**EXERCISE REQUIREMENTS:** Repeat all entries exactly.

**DATASET ENTRIES:**
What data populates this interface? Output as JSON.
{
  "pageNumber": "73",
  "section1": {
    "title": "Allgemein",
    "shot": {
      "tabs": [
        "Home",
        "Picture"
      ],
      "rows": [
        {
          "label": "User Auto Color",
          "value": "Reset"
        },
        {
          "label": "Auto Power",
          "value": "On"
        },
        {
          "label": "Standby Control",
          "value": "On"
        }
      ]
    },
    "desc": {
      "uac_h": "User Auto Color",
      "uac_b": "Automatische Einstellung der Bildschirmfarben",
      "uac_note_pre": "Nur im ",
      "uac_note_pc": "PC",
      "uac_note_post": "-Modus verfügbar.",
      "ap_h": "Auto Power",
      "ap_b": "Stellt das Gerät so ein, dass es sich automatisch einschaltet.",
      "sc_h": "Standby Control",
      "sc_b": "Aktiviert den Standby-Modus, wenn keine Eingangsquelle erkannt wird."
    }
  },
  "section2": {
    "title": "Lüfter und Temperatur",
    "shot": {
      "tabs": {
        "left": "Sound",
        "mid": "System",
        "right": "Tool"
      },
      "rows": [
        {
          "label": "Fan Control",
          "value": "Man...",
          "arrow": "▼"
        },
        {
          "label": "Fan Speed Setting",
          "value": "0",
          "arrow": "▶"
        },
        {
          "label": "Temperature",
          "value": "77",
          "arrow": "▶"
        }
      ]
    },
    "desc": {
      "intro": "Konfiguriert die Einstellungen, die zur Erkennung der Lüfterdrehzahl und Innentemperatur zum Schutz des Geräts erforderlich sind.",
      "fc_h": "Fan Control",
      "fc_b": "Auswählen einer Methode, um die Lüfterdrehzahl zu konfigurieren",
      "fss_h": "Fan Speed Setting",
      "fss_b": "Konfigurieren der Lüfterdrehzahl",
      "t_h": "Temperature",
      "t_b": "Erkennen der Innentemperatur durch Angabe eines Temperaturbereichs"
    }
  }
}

**EXPECTED ANSWER:**
What data populates this interface? Output as JSON.
{
  "pageNumber": "73",
  "section1": {
    "title": "Allgemein",
    "shot": {
      "tabs": [
        "Home",
        "Picture"
      ],
      "rows": [
        {
          "label": "User Auto Color",
          "value": "Reset"
        },
        {
          "label": "Auto Power",
          "value": "On"
        },
        {
          "label": "Standby Control",
          "value": "On"
        }
      ]
    },
    "desc": {
      "uac_h": "User Auto Color",
      "uac_b": "Automatische Einstellung der Bildschirmfarben",
      "uac_note_pre": "Nur im ",
      "uac_note_pc": "PC",
      "uac_note_post": "-Modus verfügbar.",
      "ap_h": "Auto Power",
      "ap_b": "Stellt das Gerät so ein, dass es sich automatisch einschaltet.",
      "sc_h": "Standby Control",
      "sc_b": "Aktiviert den Standby-Modus, wenn keine Eingangsquelle erkannt wird."
    }
  },
  "section2": {
    "title": "Lüfter und Temperatur",
    "shot": {
      "tabs": {
        "left": "Sound",
        "mid": "System",
        "right": "Tool"
      },
      "rows": [
        {
          "label": "Fan Control",
          "value": "Man...",
          "arrow": "▼"
        },
        {
          "label": "Fan Speed Setting",
          "value": "0",
          "arrow": "▶"
        },
        {
          "label": "Temperature",
          "value": "77",
          "arrow": "▶"
        }
      ]
    },
    "desc": {
      "intro": "Konfiguriert die Einstellungen, die zur Erkennung der Lüfterdrehzahl und Innentemperatur zum Schutz des Geräts erforderlich sind.",
      "fc_h": "Fan Control",
      "fc_b": "Auswählen einer Methode, um die Lüfterdrehzahl zu konfigurieren",
      "fss_h": "Fan Speed Setting",
      "fss_b": "Konfigurieren der Lüfterdrehzahl",
      "t_h": "Temperature",
      "t_b": "Erkennen der Innentemperatur durch Angabe eines Temperaturbereichs"
    }
  }
}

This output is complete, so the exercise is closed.